■ **DOCUMENT SEGMENT**:
[Start of Attachment]

Maybe you’ve been thinking about getting a procedure performed, but should you spend your tax return on plastic surgery? Tax season is certainly upon us—depending on when you read this, you might be scrambling to get your own taxes filed on time (or thankful you did just that).
Should You Always Spend Your Tax Return on Plastic Surgery?
The vast majority of Americans will end up getting a tax return this year. Essentially, a tax return means that you paid more in taxes than you were required to, and the government therefore owes you a check. It’s a nice way to get a little jolt of money in the middle of the year (depending on how you file your taxes—some people will end up owing money).
In the next few months, all of those late filers will end up getting their tax returns—and those returns can be a substantial sum of money. It’s no wonder, then, that Americans are looking to make big purchases, including spending their tax returns on plastic surgery.
Is Plastic Surgery a Popular Option?
There are plenty of big ticket items Americans can spend their tax returns on, so you might wonder how popular the plastic surgery option might be. According to a study run by RealSelf.com, up to 36% of Americans plan to spend their tax returns on plastic surgery or cosmetic procedures.
There are some caveats, however. It’s important to remember that RealSelf.com is a plastic surgery social media website. Naturally, that website’s audience is going to show a little deference towards plastic surgery. Even if the survey were to somehow control for that, it’s unlikely that the numbers gathered would survive deep scientific scrutiny.
But the RealSelf.com survey does give us a few insights into what possible plastic surgery patients are thinking. Many patients (and candidates) are indeed thinking about spending their tax returns on a cosmetic procedure.
The Most Popular Procedure Options for Tax Returns
According to the data collected by RealSelf.com, there are two big procedures that rise to the top. Those two popular procedures are:
- Brazilian Butt Lift: It’s understandable why many people might want to spend their tax returns on Brazilian Butt Lifts. This procedure uses the body’s own fat to increase the size (and roundness) of the rear end. The result is a butt that looks fuller, more athletic, and more attractive.
- Breast Augmentation: Again, this procedure tends to be seen as more “aesthetic” than many other plastic surgery procedures, so all expenses are usually paid by the patient (rather than by insurance). A tax return might go a long way towards making that payment!
Both breast augmentation and Brazilian Butt Lift procedures are quite popular on their own anyway. That they would be popular options for patients who happen to be getting a tax return is not necessarily surprising. (Remember, breast augmentation was the single most popular surgical procedure in the year 2016.)
Will My Tax Return Cover my Entire Plastic Surgery Procedure?
In all likelihood, a tax return will not cover your entire plastic surgery procedure—though the answer to this relies on both the size of your tax return and the procedure of interest. A breast augmentation, for example, can cost anywhere between $3000 and $10,000 (depending on a wide range of variables). It’s unlikely that most tax returns will generate that much revenue.

[End of Attachment]

■ **AVAILABLE DATA**:
[Start of Attachment]

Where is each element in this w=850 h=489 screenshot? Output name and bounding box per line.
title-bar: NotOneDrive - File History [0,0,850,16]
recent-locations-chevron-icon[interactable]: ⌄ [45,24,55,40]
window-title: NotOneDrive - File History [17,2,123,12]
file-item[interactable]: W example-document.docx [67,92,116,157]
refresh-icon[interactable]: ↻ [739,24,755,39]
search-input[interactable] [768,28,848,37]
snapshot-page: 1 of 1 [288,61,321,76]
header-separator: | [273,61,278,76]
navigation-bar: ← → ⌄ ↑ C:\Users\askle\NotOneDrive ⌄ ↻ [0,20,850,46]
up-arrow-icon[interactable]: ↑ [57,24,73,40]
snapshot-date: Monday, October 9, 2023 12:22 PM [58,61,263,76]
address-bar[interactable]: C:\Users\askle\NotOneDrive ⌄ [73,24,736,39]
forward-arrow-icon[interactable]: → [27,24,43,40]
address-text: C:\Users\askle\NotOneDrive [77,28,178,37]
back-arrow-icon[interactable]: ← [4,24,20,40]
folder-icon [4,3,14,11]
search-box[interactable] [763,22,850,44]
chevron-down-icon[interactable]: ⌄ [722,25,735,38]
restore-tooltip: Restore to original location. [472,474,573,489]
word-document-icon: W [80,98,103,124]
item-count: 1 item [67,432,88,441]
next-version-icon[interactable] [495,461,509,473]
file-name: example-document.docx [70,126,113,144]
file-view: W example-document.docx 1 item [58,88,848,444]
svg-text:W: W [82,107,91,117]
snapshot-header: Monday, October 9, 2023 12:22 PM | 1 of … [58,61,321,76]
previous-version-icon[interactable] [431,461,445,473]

[End of Attachment]

■ **DIRECTIONS**:
**1.** List every section heading that appears in the plastic surgery article.
**2.** Change "government" to "IRS" in the plastic surgery article, giving the passage that begins at the words "The vast majority" and stops after "up owing money).".

■ **ANSWER SET**:
**1.**
- Should You Always Spend Your Tax Return on Plastic Surgery?
- Is Plastic Surgery a Popular Option?
- The Most Popular Procedure Options for Tax Returns
- Will My Tax Return Cover my Entire Plastic Surgery Procedure?

**2.**
The vast majority of Americans will end up getting a tax return this year. Essentially, a tax return means that you paid more in taxes than you were required to, and the IRS therefore owes you a check. It’s a nice way to get a little jolt of money in the middle of the year (depending on how you file your taxes—some people will end up owing money).